## Task
Rewrite everything from the line containing "respack-pin-num: 3: [550, 160, 555, 170]" down to the end of the records, replacing "ground-symbol" with "gnd-symbol" and leaving everything else unchanged.

Data records:
———

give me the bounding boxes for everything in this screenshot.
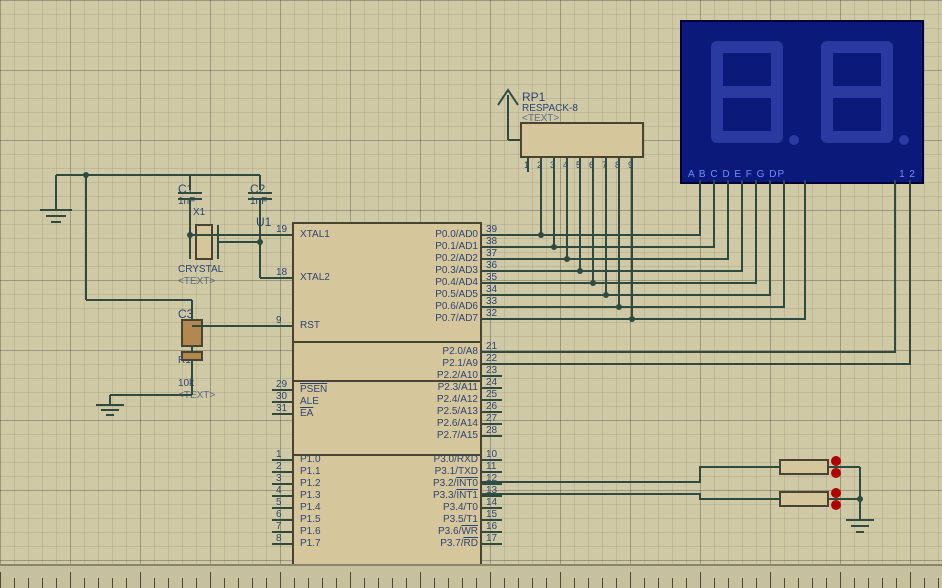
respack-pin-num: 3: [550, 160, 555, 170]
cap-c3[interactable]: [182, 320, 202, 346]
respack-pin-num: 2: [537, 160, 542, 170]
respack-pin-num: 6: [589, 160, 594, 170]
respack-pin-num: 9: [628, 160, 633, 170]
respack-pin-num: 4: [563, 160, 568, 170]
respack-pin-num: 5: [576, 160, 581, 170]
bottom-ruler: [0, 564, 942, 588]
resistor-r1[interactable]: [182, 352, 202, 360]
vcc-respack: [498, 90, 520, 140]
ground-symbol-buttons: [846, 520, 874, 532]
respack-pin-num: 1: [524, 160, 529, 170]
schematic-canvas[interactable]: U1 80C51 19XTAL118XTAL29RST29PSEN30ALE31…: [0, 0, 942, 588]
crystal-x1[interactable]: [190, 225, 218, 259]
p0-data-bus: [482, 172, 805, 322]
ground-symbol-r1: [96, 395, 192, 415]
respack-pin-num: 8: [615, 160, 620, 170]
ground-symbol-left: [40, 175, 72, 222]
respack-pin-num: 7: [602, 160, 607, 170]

———

## Problem solution
respack-pin-num: 3: [550, 160, 555, 170]
cap-c3[interactable]: [182, 320, 202, 346]
respack-pin-num: 2: [537, 160, 542, 170]
respack-pin-num: 6: [589, 160, 594, 170]
respack-pin-num: 9: [628, 160, 633, 170]
respack-pin-num: 4: [563, 160, 568, 170]
respack-pin-num: 5: [576, 160, 581, 170]
bottom-ruler: [0, 564, 942, 588]
resistor-r1[interactable]: [182, 352, 202, 360]
vcc-respack: [498, 90, 520, 140]
gnd-symbol-buttons: [846, 520, 874, 532]
respack-pin-num: 1: [524, 160, 529, 170]
schematic-canvas[interactable]: U1 80C51 19XTAL118XTAL29RST29PSEN30ALE31…: [0, 0, 942, 588]
crystal-x1[interactable]: [190, 225, 218, 259]
p0-data-bus: [482, 172, 805, 322]
gnd-symbol-r1: [96, 395, 192, 415]
respack-pin-num: 8: [615, 160, 620, 170]
gnd-symbol-left: [40, 175, 72, 222]
respack-pin-num: 7: [602, 160, 607, 170]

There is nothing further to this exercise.